**SUPPLIED DATA**
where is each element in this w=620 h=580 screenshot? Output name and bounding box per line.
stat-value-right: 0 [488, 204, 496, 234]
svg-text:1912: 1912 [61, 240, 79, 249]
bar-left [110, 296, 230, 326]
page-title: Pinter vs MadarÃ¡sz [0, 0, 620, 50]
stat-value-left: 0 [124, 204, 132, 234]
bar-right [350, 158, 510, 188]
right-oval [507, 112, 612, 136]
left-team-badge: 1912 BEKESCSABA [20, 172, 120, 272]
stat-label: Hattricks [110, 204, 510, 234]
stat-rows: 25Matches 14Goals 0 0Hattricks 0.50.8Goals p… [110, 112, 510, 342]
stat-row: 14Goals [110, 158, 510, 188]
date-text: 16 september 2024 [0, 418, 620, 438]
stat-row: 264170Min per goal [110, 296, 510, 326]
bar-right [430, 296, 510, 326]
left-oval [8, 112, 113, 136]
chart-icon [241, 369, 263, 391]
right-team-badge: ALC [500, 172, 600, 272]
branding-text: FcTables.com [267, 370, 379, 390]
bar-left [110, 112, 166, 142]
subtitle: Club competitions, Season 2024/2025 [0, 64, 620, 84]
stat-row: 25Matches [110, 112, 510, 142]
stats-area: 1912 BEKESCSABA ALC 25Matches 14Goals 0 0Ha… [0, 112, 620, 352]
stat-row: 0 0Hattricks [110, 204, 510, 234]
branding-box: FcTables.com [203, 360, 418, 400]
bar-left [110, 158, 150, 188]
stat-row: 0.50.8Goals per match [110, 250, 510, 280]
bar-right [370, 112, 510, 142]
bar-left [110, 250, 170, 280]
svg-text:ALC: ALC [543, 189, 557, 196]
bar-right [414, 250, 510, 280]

**WHAT YOU HAVE TO DO**
How many of the lines above contain the string "value", with case counting? Reply with the number alone.

**THE OUTPUT**
2